## WRITTEN INSTRUCTION:
Find all lines in the listing that include the word "Wind", then copy them.

## EXTRACTED DATA:
--- start ---

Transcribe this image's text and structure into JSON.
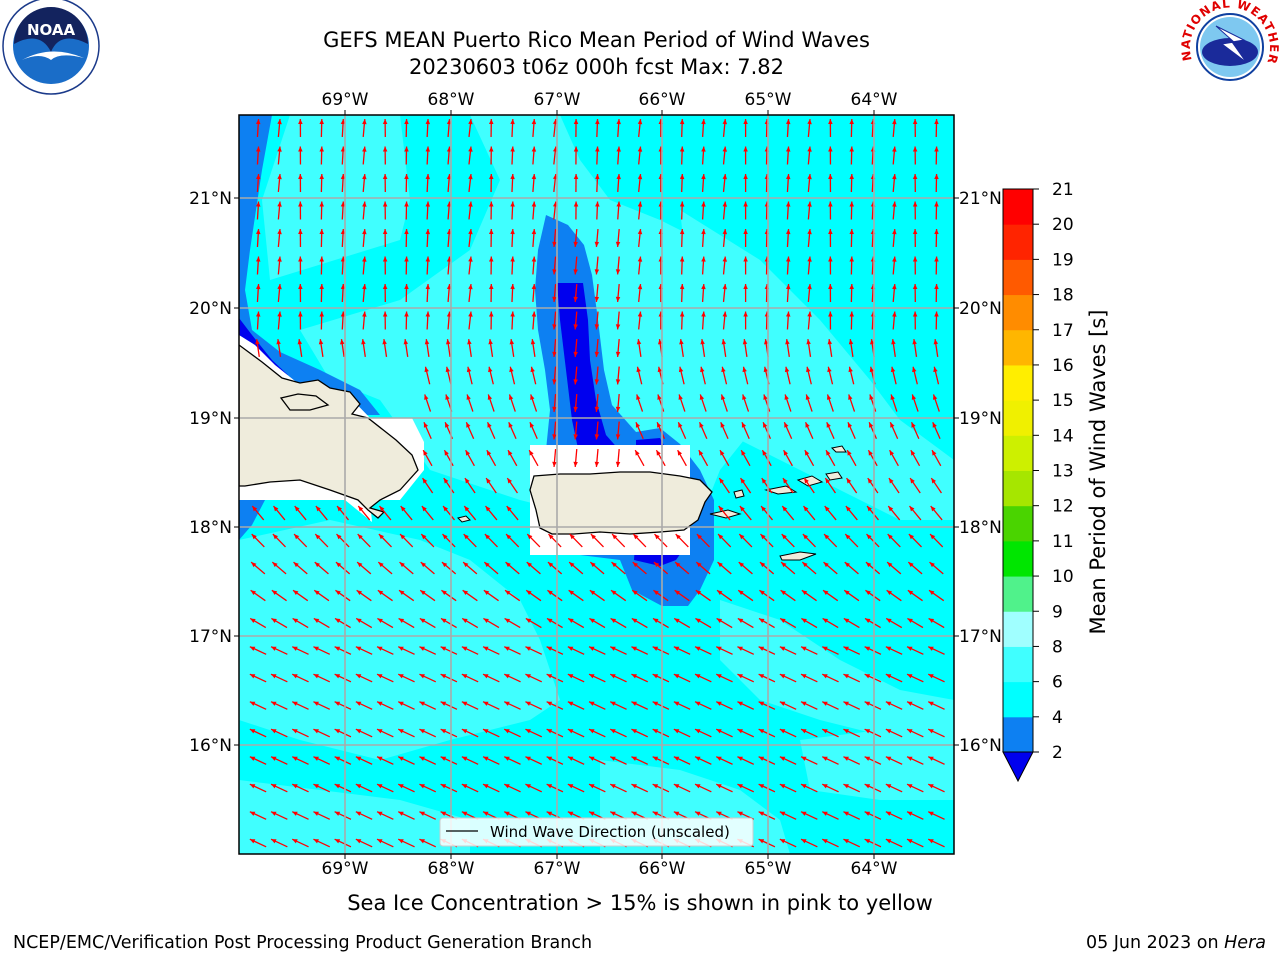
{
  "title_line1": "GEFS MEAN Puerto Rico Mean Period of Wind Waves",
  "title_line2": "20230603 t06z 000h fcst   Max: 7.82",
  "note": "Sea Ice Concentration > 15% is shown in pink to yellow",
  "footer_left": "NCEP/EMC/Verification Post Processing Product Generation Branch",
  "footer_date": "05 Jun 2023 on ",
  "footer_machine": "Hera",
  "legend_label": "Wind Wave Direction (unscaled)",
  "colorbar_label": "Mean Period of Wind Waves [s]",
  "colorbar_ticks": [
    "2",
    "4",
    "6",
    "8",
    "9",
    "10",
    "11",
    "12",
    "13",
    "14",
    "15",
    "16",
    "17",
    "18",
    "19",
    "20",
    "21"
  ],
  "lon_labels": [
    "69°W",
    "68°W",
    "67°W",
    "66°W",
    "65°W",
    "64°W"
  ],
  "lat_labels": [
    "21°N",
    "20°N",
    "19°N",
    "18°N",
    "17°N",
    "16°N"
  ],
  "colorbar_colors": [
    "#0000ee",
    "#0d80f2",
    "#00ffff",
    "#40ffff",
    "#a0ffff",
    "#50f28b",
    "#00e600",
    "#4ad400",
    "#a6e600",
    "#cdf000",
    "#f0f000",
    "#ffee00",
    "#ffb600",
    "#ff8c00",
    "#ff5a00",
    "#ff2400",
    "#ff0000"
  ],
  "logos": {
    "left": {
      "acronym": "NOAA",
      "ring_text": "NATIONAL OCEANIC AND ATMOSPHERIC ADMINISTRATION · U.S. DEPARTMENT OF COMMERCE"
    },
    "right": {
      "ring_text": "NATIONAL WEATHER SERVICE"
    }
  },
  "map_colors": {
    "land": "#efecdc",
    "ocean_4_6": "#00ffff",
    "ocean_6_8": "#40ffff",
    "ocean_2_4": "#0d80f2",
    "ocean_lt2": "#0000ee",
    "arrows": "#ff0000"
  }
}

--- end ---
--- start ---

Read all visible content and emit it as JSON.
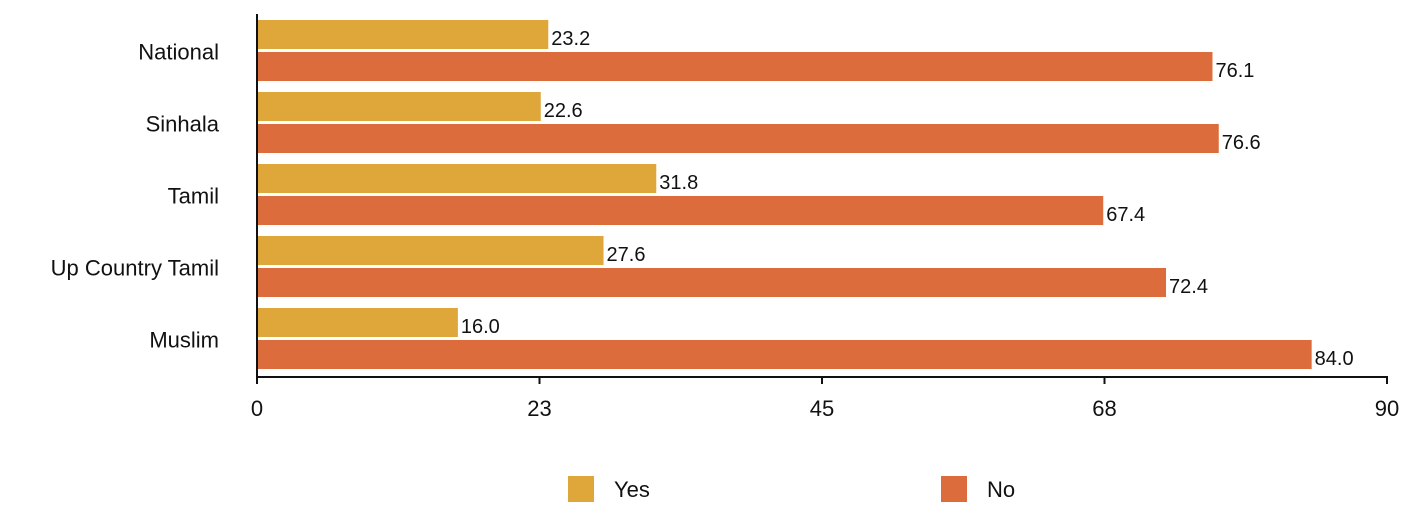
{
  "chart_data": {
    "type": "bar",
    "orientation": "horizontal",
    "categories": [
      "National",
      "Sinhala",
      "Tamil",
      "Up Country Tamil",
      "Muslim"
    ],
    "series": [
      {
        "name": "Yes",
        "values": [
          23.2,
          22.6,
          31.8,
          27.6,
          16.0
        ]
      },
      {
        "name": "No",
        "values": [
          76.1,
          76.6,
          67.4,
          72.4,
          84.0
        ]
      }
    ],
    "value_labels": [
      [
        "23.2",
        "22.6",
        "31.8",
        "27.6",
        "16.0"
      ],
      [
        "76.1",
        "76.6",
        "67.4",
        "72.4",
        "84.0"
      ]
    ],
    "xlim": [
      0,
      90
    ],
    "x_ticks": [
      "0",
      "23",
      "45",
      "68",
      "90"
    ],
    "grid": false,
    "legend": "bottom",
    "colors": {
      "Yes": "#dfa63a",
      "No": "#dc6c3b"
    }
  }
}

--- end ---

## FINISHED ANSWER:
  "title_line1": "GEFS MEAN Puerto Rico Mean Period of Wind Waves",
  "legend_label": "Wind Wave Direction (unscaled)",
  "colorbar_label": "Mean Period of Wind Waves [s]",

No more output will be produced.